** Begin **

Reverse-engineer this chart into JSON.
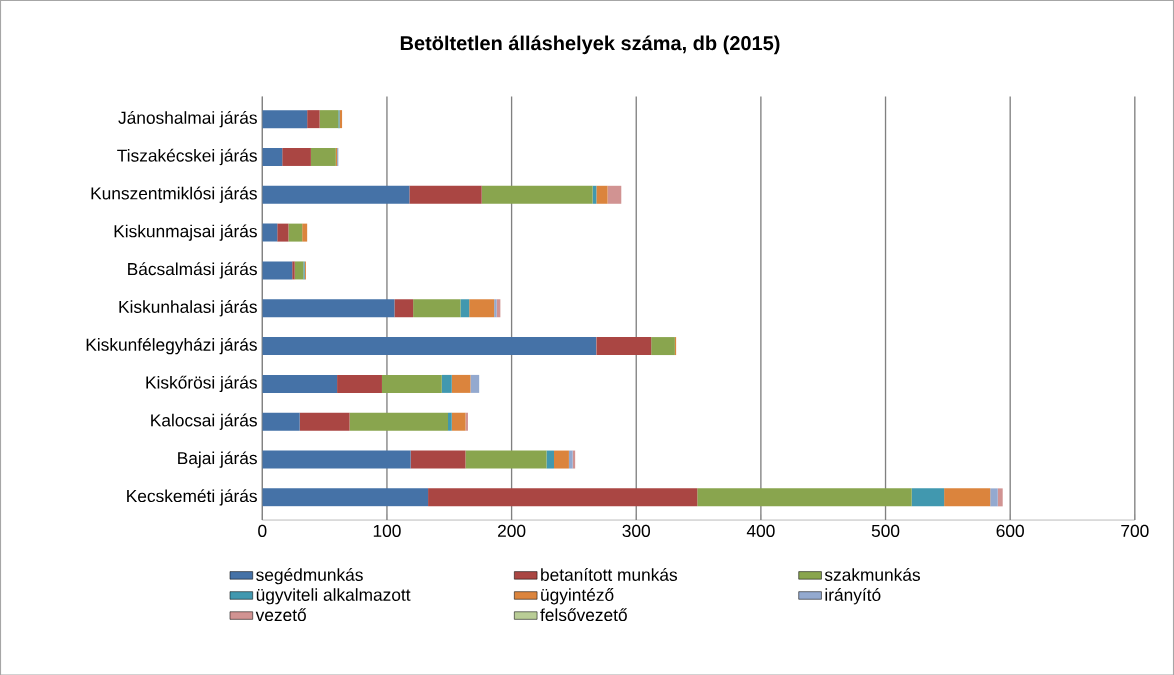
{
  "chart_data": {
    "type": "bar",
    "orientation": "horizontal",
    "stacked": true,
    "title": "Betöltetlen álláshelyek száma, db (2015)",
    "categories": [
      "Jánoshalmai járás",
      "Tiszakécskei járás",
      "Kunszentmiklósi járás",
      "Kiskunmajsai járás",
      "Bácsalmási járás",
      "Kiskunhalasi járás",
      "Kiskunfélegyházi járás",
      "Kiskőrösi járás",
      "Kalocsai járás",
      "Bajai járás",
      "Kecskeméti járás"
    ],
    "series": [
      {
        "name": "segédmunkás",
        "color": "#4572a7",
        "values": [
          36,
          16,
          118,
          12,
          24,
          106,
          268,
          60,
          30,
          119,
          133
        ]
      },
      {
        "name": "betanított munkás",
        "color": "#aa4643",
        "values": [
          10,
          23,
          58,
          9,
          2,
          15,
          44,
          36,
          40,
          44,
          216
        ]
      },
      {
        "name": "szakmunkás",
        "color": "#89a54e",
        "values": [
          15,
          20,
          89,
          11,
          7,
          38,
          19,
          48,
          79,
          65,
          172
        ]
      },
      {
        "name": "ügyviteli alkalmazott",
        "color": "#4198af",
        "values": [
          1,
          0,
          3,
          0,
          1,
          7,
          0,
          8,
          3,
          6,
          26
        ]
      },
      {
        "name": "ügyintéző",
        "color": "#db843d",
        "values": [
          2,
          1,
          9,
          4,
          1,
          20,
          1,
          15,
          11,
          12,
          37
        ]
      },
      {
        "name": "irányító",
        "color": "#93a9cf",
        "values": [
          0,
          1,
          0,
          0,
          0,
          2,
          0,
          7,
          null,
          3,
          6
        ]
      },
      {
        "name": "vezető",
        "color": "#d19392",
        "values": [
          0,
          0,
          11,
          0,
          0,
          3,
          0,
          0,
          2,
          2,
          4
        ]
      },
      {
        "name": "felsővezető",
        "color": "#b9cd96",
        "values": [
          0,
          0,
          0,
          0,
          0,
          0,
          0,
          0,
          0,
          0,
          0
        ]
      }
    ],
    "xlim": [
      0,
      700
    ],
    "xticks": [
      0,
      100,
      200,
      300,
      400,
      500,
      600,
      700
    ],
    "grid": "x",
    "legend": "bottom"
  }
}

** End **

What needs to be done - Write out the whole listing again, exactly, with no pictures.

Output of the exercise -
Reverse-engineer this chart into JSON.
{
  "chart_data": {
    "type": "bar",
    "orientation": "horizontal",
    "stacked": true,
    "title": "Betöltetlen álláshelyek száma, db (2015)",
    "categories": [
      "Jánoshalmai járás",
      "Tiszakécskei járás",
      "Kunszentmiklósi járás",
      "Kiskunmajsai járás",
      "Bácsalmási járás",
      "Kiskunhalasi járás",
      "Kiskunfélegyházi járás",
      "Kiskőrösi járás",
      "Kalocsai járás",
      "Bajai járás",
      "Kecskeméti járás"
    ],
    "series": [
      {
        "name": "segédmunkás",
        "color": "#4572a7",
        "values": [
          36,
          16,
          118,
          12,
          24,
          106,
          268,
          60,
          30,
          119,
          133
        ]
      },
      {
        "name": "betanított munkás",
        "color": "#aa4643",
        "values": [
          10,
          23,
          58,
          9,
          2,
          15,
          44,
          36,
          40,
          44,
          216
        ]
      },
      {
        "name": "szakmunkás",
        "color": "#89a54e",
        "values": [
          15,
          20,
          89,
          11,
          7,
          38,
          19,
          48,
          79,
          65,
          172
        ]
      },
      {
        "name": "ügyviteli alkalmazott",
        "color": "#4198af",
        "values": [
          1,
          0,
          3,
          0,
          1,
          7,
          0,
          8,
          3,
          6,
          26
        ]
      },
      {
        "name": "ügyintéző",
        "color": "#db843d",
        "values": [
          2,
          1,
          9,
          4,
          1,
          20,
          1,
          15,
          11,
          12,
          37
        ]
      },
      {
        "name": "irányító",
        "color": "#93a9cf",
        "values": [
          0,
          1,
          0,
          0,
          0,
          2,
          0,
          7,
          null,
          3,
          6
        ]
      },
      {
        "name": "vezető",
        "color": "#d19392",
        "values": [
          0,
          0,
          11,
          0,
          0,
          3,
          0,
          0,
          2,
          2,
          4
        ]
      },
      {
        "name": "felsővezető",
        "color": "#b9cd96",
        "values": [
          0,
          0,
          0,
          0,
          0,
          0,
          0,
          0,
          0,
          0,
          0
        ]
      }
    ],
    "xlim": [
      0,
      700
    ],
    "xticks": [
      0,
      100,
      200,
      300,
      400,
      500,
      600,
      700
    ],
    "grid": "x",
    "legend": "bottom"
  }
}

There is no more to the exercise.